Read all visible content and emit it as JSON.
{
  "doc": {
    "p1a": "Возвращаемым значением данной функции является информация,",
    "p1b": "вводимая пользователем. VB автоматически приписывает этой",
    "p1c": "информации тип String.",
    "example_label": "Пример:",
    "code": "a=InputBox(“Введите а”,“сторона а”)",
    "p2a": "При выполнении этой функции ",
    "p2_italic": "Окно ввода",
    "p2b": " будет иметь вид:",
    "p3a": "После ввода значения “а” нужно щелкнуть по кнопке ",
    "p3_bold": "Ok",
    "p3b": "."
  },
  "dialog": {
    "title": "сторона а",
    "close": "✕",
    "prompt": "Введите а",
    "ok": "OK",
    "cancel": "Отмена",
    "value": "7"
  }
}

__________

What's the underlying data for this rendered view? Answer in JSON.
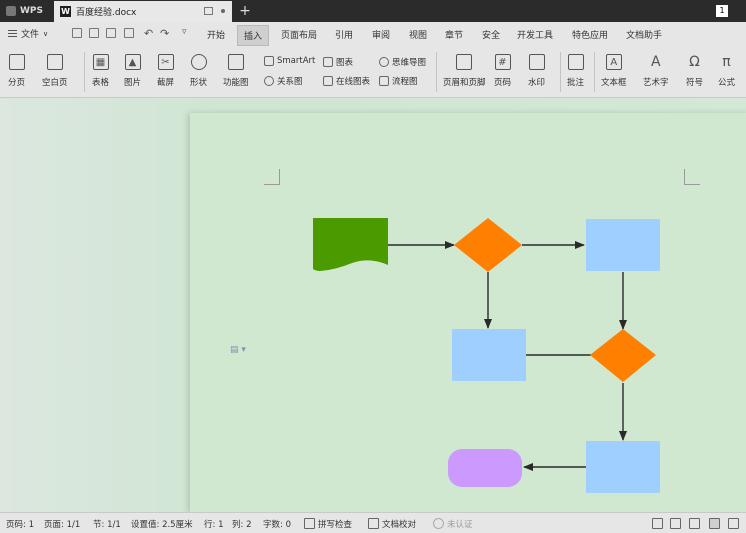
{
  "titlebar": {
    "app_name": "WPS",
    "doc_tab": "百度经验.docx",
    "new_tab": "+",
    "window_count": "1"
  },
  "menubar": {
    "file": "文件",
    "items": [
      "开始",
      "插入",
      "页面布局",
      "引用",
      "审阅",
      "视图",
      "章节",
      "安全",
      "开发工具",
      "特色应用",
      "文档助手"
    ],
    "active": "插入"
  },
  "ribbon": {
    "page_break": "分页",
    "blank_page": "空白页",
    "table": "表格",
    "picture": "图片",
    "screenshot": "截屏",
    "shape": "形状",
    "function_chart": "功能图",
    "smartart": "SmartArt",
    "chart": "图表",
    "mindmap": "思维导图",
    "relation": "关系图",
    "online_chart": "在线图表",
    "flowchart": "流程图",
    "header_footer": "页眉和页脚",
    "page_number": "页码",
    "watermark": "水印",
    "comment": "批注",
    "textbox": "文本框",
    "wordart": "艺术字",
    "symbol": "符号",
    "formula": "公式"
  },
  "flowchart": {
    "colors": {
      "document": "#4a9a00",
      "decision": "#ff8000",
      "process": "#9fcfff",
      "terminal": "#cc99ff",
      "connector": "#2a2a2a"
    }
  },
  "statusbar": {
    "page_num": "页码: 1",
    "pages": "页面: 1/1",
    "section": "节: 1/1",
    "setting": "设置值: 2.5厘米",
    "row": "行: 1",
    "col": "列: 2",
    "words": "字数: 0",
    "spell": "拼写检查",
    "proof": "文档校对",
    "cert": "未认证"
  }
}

__________

**PROBLEM DETAILS**
Scan the listing above for the word "Введите" and show each line where it is found.

**ANSWER BELOW**
    "code": "a=InputBox(“Введите а”,“сторона а”)",
    "prompt": "Введите а",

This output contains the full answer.